## WORKING DATA
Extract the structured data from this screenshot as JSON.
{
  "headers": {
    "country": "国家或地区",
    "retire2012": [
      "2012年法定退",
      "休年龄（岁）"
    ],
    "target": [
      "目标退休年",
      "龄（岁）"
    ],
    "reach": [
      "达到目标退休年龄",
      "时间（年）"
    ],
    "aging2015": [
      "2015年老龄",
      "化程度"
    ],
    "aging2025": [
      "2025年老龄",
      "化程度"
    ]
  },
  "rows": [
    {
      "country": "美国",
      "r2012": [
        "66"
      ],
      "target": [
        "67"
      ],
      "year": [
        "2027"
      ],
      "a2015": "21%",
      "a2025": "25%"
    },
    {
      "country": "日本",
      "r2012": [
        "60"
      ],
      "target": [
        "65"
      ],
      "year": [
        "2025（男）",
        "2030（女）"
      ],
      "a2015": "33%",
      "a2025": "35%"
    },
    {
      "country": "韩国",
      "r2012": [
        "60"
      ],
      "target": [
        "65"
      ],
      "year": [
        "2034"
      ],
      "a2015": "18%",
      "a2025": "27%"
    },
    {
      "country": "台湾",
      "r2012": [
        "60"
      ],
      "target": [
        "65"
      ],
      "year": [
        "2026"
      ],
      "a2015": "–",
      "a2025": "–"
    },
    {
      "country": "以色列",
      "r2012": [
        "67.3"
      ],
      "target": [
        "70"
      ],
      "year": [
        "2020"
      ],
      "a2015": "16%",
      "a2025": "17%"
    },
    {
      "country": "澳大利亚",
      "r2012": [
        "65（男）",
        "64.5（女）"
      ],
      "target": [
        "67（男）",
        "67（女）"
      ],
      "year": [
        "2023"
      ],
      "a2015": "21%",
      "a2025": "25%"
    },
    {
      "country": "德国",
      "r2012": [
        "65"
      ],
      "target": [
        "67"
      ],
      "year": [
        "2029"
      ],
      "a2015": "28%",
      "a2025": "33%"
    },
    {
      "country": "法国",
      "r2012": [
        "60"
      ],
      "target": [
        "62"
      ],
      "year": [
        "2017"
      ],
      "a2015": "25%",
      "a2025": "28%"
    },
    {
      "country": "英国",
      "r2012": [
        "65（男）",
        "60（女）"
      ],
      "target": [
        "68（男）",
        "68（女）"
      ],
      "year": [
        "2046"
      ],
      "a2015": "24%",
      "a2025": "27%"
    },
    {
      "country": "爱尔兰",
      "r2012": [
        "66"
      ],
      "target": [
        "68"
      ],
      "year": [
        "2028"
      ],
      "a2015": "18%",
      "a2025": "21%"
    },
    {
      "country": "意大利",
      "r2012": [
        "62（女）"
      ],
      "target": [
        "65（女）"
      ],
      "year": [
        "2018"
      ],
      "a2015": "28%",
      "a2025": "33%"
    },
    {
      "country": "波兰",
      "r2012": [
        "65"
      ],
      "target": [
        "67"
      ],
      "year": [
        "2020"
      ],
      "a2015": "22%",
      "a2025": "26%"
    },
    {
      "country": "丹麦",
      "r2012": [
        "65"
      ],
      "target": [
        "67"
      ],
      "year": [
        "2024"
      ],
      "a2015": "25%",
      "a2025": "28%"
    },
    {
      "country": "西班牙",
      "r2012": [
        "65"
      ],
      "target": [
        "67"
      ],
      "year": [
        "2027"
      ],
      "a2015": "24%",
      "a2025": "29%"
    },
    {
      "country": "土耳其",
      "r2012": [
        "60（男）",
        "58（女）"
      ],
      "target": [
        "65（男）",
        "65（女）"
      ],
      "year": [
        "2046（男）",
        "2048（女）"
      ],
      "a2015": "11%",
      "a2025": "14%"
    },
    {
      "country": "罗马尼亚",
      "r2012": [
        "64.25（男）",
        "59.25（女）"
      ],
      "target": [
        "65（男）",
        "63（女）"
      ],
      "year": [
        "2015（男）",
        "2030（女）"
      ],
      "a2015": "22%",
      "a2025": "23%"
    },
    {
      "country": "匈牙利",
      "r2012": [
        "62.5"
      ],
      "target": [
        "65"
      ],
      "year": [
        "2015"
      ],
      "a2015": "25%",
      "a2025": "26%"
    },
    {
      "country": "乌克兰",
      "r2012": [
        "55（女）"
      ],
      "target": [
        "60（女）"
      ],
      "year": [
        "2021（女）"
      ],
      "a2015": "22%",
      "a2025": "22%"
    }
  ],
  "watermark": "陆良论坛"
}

## WHAT YOU ARE ASKED TO DO
Repeat the material above in full, quoting it exactly.

## TASK ANSWER
Extract the structured data from this screenshot as JSON.
{
  "headers": {
    "country": "国家或地区",
    "retire2012": [
      "2012年法定退",
      "休年龄（岁）"
    ],
    "target": [
      "目标退休年",
      "龄（岁）"
    ],
    "reach": [
      "达到目标退休年龄",
      "时间（年）"
    ],
    "aging2015": [
      "2015年老龄",
      "化程度"
    ],
    "aging2025": [
      "2025年老龄",
      "化程度"
    ]
  },
  "rows": [
    {
      "country": "美国",
      "r2012": [
        "66"
      ],
      "target": [
        "67"
      ],
      "year": [
        "2027"
      ],
      "a2015": "21%",
      "a2025": "25%"
    },
    {
      "country": "日本",
      "r2012": [
        "60"
      ],
      "target": [
        "65"
      ],
      "year": [
        "2025（男）",
        "2030（女）"
      ],
      "a2015": "33%",
      "a2025": "35%"
    },
    {
      "country": "韩国",
      "r2012": [
        "60"
      ],
      "target": [
        "65"
      ],
      "year": [
        "2034"
      ],
      "a2015": "18%",
      "a2025": "27%"
    },
    {
      "country": "台湾",
      "r2012": [
        "60"
      ],
      "target": [
        "65"
      ],
      "year": [
        "2026"
      ],
      "a2015": "–",
      "a2025": "–"
    },
    {
      "country": "以色列",
      "r2012": [
        "67.3"
      ],
      "target": [
        "70"
      ],
      "year": [
        "2020"
      ],
      "a2015": "16%",
      "a2025": "17%"
    },
    {
      "country": "澳大利亚",
      "r2012": [
        "65（男）",
        "64.5（女）"
      ],
      "target": [
        "67（男）",
        "67（女）"
      ],
      "year": [
        "2023"
      ],
      "a2015": "21%",
      "a2025": "25%"
    },
    {
      "country": "德国",
      "r2012": [
        "65"
      ],
      "target": [
        "67"
      ],
      "year": [
        "2029"
      ],
      "a2015": "28%",
      "a2025": "33%"
    },
    {
      "country": "法国",
      "r2012": [
        "60"
      ],
      "target": [
        "62"
      ],
      "year": [
        "2017"
      ],
      "a2015": "25%",
      "a2025": "28%"
    },
    {
      "country": "英国",
      "r2012": [
        "65（男）",
        "60（女）"
      ],
      "target": [
        "68（男）",
        "68（女）"
      ],
      "year": [
        "2046"
      ],
      "a2015": "24%",
      "a2025": "27%"
    },
    {
      "country": "爱尔兰",
      "r2012": [
        "66"
      ],
      "target": [
        "68"
      ],
      "year": [
        "2028"
      ],
      "a2015": "18%",
      "a2025": "21%"
    },
    {
      "country": "意大利",
      "r2012": [
        "62（女）"
      ],
      "target": [
        "65（女）"
      ],
      "year": [
        "2018"
      ],
      "a2015": "28%",
      "a2025": "33%"
    },
    {
      "country": "波兰",
      "r2012": [
        "65"
      ],
      "target": [
        "67"
      ],
      "year": [
        "2020"
      ],
      "a2015": "22%",
      "a2025": "26%"
    },
    {
      "country": "丹麦",
      "r2012": [
        "65"
      ],
      "target": [
        "67"
      ],
      "year": [
        "2024"
      ],
      "a2015": "25%",
      "a2025": "28%"
    },
    {
      "country": "西班牙",
      "r2012": [
        "65"
      ],
      "target": [
        "67"
      ],
      "year": [
        "2027"
      ],
      "a2015": "24%",
      "a2025": "29%"
    },
    {
      "country": "土耳其",
      "r2012": [
        "60（男）",
        "58（女）"
      ],
      "target": [
        "65（男）",
        "65（女）"
      ],
      "year": [
        "2046（男）",
        "2048（女）"
      ],
      "a2015": "11%",
      "a2025": "14%"
    },
    {
      "country": "罗马尼亚",
      "r2012": [
        "64.25（男）",
        "59.25（女）"
      ],
      "target": [
        "65（男）",
        "63（女）"
      ],
      "year": [
        "2015（男）",
        "2030（女）"
      ],
      "a2015": "22%",
      "a2025": "23%"
    },
    {
      "country": "匈牙利",
      "r2012": [
        "62.5"
      ],
      "target": [
        "65"
      ],
      "year": [
        "2015"
      ],
      "a2015": "25%",
      "a2025": "26%"
    },
    {
      "country": "乌克兰",
      "r2012": [
        "55（女）"
      ],
      "target": [
        "60（女）"
      ],
      "year": [
        "2021（女）"
      ],
      "a2015": "22%",
      "a2025": "22%"
    }
  ],
  "watermark": "陆良论坛"
}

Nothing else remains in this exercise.